### Task to complete
Below are records to repeat exactly. Omit the pictures from the copy.

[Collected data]
────

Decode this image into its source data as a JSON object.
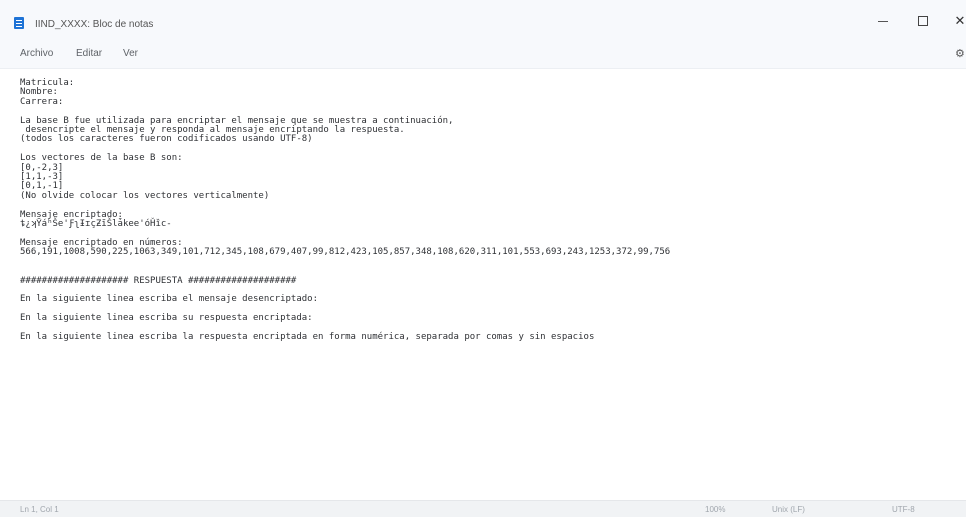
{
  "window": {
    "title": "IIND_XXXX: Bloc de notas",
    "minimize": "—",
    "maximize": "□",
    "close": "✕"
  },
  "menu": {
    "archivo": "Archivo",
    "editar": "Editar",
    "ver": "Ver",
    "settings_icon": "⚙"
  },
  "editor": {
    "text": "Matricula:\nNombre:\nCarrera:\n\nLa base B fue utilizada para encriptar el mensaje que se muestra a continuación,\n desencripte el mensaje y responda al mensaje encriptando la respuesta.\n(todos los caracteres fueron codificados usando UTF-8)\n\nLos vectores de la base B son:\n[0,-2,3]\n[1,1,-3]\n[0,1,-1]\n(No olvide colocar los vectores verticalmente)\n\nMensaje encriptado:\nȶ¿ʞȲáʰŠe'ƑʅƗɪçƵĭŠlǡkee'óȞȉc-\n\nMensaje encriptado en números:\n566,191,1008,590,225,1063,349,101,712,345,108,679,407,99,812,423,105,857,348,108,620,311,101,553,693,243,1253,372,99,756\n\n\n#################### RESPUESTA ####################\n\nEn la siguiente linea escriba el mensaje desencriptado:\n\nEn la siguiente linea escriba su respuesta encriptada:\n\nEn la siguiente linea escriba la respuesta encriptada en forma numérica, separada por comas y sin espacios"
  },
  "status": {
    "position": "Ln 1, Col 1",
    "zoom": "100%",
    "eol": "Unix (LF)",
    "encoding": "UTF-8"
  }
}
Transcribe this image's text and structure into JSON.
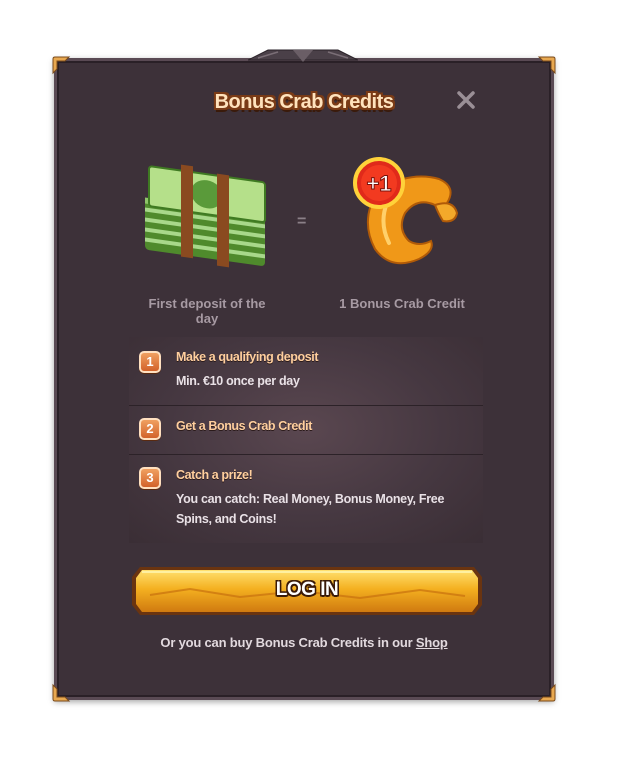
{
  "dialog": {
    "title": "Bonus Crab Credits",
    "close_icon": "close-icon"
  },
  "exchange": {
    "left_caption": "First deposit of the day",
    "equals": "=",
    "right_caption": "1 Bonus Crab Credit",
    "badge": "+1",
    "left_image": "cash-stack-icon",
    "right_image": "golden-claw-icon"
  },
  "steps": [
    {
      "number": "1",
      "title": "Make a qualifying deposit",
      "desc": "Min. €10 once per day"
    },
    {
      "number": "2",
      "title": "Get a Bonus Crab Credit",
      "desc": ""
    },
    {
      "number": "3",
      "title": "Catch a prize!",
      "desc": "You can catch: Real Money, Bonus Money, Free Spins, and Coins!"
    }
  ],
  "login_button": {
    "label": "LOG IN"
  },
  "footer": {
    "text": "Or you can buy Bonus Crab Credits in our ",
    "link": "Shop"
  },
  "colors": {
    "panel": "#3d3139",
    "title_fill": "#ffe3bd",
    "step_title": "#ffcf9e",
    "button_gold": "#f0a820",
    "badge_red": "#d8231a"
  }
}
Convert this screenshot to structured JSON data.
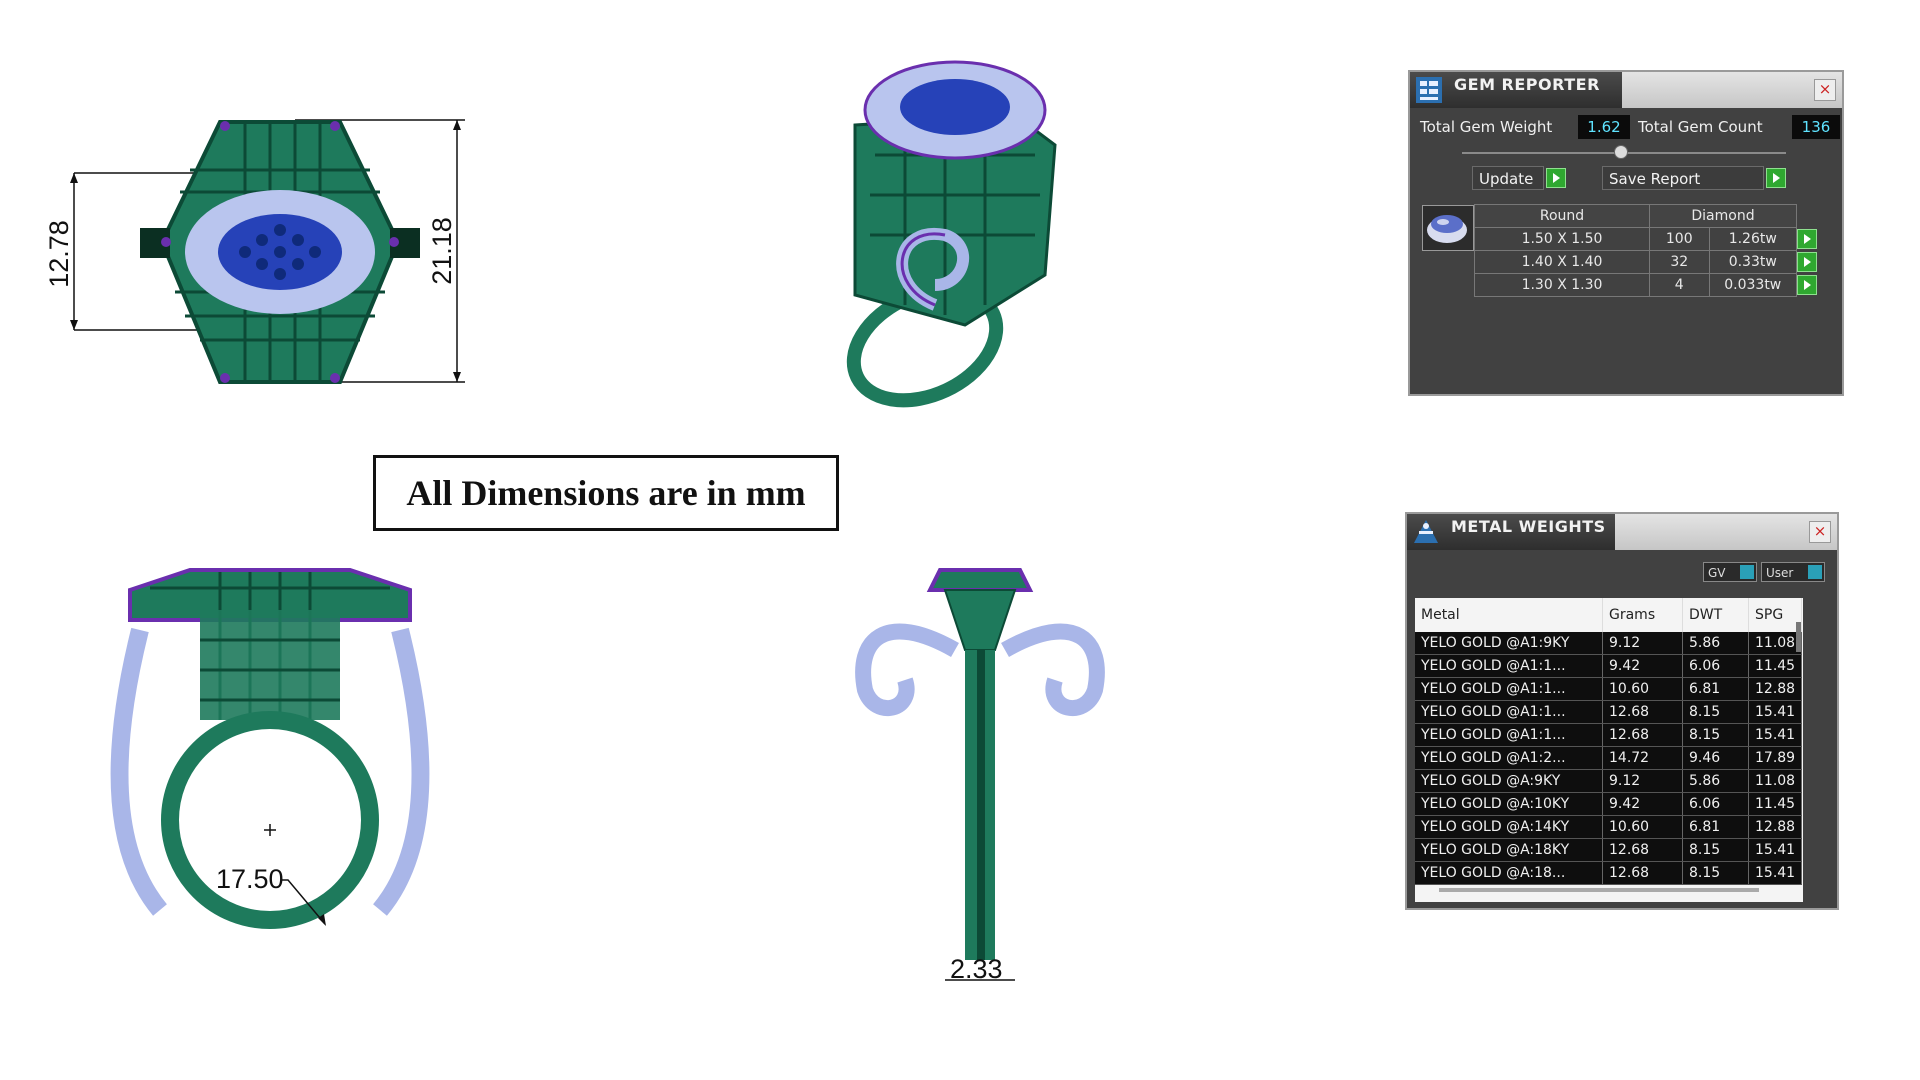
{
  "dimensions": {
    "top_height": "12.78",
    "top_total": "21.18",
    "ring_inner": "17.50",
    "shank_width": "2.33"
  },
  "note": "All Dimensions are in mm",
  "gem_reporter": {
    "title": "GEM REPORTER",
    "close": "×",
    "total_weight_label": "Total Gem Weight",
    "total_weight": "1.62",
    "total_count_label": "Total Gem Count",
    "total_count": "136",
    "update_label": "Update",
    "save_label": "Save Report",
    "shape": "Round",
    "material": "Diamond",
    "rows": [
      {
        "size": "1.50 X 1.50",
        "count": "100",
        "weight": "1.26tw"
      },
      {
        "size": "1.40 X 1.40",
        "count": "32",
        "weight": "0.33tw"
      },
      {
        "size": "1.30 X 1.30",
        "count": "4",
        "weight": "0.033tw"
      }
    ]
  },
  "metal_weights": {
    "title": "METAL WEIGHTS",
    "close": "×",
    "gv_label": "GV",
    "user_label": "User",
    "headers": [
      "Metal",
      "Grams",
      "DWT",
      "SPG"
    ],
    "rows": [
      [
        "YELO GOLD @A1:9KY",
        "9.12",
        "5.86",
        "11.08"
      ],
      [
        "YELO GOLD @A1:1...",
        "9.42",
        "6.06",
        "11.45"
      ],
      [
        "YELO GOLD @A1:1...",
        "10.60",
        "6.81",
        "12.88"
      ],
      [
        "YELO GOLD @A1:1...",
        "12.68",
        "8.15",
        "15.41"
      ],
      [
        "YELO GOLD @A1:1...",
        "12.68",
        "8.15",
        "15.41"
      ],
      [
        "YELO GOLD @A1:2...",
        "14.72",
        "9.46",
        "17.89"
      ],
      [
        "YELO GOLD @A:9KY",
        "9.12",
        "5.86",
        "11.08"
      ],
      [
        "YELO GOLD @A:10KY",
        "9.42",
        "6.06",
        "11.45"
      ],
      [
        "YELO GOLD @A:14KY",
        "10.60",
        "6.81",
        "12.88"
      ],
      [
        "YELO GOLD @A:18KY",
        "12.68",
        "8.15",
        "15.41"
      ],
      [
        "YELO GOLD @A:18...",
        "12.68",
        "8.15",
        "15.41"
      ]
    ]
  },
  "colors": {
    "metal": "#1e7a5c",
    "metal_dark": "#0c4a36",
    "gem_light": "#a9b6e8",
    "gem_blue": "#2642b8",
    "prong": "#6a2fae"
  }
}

────

### Task result
Decode this image into its source data as a JSON object.
{
  "window": {
    "title": "IIND_XXXX: Bloc de notas",
    "minimize": "—",
    "maximize": "□",
    "close": "✕"
  },
  "menu": {
    "archivo": "Archivo",
    "editar": "Editar",
    "ver": "Ver",
    "settings_icon": "⚙"
  },
  "editor": {
    "text": "Matricula:\nNombre:\nCarrera:\n\nLa base B fue utilizada para encriptar el mensaje que se muestra a continuación,\n desencripte el mensaje y responda al mensaje encriptando la respuesta.\n(todos los caracteres fueron codificados usando UTF-8)\n\nLos vectores de la base B son:\n[0,-2,3]\n[1,1,-3]\n[0,1,-1]\n(No olvide colocar los vectores verticalmente)\n\nMensaje encriptado:\nȶ¿ʞȲáʰŠe'ƑʅƗɪçƵĭŠlǡkee'óȞȉc-\n\nMensaje encriptado en números:\n566,191,1008,590,225,1063,349,101,712,345,108,679,407,99,812,423,105,857,348,108,620,311,101,553,693,243,1253,372,99,756\n\n\n#################### RESPUESTA ####################\n\nEn la siguiente linea escriba el mensaje desencriptado:\n\nEn la siguiente linea escriba su respuesta encriptada:\n\nEn la siguiente linea escriba la respuesta encriptada en forma numérica, separada por comas y sin espacios"
  },
  "status": {
    "position": "Ln 1, Col 1",
    "zoom": "100%",
    "eol": "Unix (LF)",
    "encoding": "UTF-8"
  }
}
Transcribe this image's text and structure into JSON.
{
  "dialog": {
    "title": "Bonus Crab Credits",
    "close_icon": "close-icon"
  },
  "exchange": {
    "left_caption": "First deposit of the day",
    "equals": "=",
    "right_caption": "1 Bonus Crab Credit",
    "badge": "+1",
    "left_image": "cash-stack-icon",
    "right_image": "golden-claw-icon"
  },
  "steps": [
    {
      "number": "1",
      "title": "Make a qualifying deposit",
      "desc": "Min. €10 once per day"
    },
    {
      "number": "2",
      "title": "Get a Bonus Crab Credit",
      "desc": ""
    },
    {
      "number": "3",
      "title": "Catch a prize!",
      "desc": "You can catch: Real Money, Bonus Money, Free Spins, and Coins!"
    }
  ],
  "login_button": {
    "label": "LOG IN"
  },
  "footer": {
    "text": "Or you can buy Bonus Crab Credits in our ",
    "link": "Shop"
  },
  "colors": {
    "panel": "#3d3139",
    "title_fill": "#ffe3bd",
    "step_title": "#ffcf9e",
    "button_gold": "#f0a820",
    "badge_red": "#d8231a"
  }
}
Convert this screenshot to structured JSON data.
{
  "dimensions": {
    "top_height": "12.78",
    "top_total": "21.18",
    "ring_inner": "17.50",
    "shank_width": "2.33"
  },
  "note": "All Dimensions are in mm",
  "gem_reporter": {
    "title": "GEM REPORTER",
    "close": "×",
    "total_weight_label": "Total Gem Weight",
    "total_weight": "1.62",
    "total_count_label": "Total Gem Count",
    "total_count": "136",
    "update_label": "Update",
    "save_label": "Save Report",
    "shape": "Round",
    "material": "Diamond",
    "rows": [
      {
        "size": "1.50 X 1.50",
        "count": "100",
        "weight": "1.26tw"
      },
      {
        "size": "1.40 X 1.40",
        "count": "32",
        "weight": "0.33tw"
      },
      {
        "size": "1.30 X 1.30",
        "count": "4",
        "weight": "0.033tw"
      }
    ]
  },
  "metal_weights": {
    "title": "METAL WEIGHTS",
    "close": "×",
    "gv_label": "GV",
    "user_label": "User",
    "headers": [
      "Metal",
      "Grams",
      "DWT",
      "SPG"
    ],
    "rows": [
      [
        "YELO GOLD @A1:9KY",
        "9.12",
        "5.86",
        "11.08"
      ],
      [
        "YELO GOLD @A1:1...",
        "9.42",
        "6.06",
        "11.45"
      ],
      [
        "YELO GOLD @A1:1...",
        "10.60",
        "6.81",
        "12.88"
      ],
      [
        "YELO GOLD @A1:1...",
        "12.68",
        "8.15",
        "15.41"
      ],
      [
        "YELO GOLD @A1:1...",
        "12.68",
        "8.15",
        "15.41"
      ],
      [
        "YELO GOLD @A1:2...",
        "14.72",
        "9.46",
        "17.89"
      ],
      [
        "YELO GOLD @A:9KY",
        "9.12",
        "5.86",
        "11.08"
      ],
      [
        "YELO GOLD @A:10KY",
        "9.42",
        "6.06",
        "11.45"
      ],
      [
        "YELO GOLD @A:14KY",
        "10.60",
        "6.81",
        "12.88"
      ],
      [
        "YELO GOLD @A:18KY",
        "12.68",
        "8.15",
        "15.41"
      ],
      [
        "YELO GOLD @A:18...",
        "12.68",
        "8.15",
        "15.41"
      ]
    ]
  },
  "colors": {
    "metal": "#1e7a5c",
    "metal_dark": "#0c4a36",
    "gem_light": "#a9b6e8",
    "gem_blue": "#2642b8",
    "prong": "#6a2fae"
  }
}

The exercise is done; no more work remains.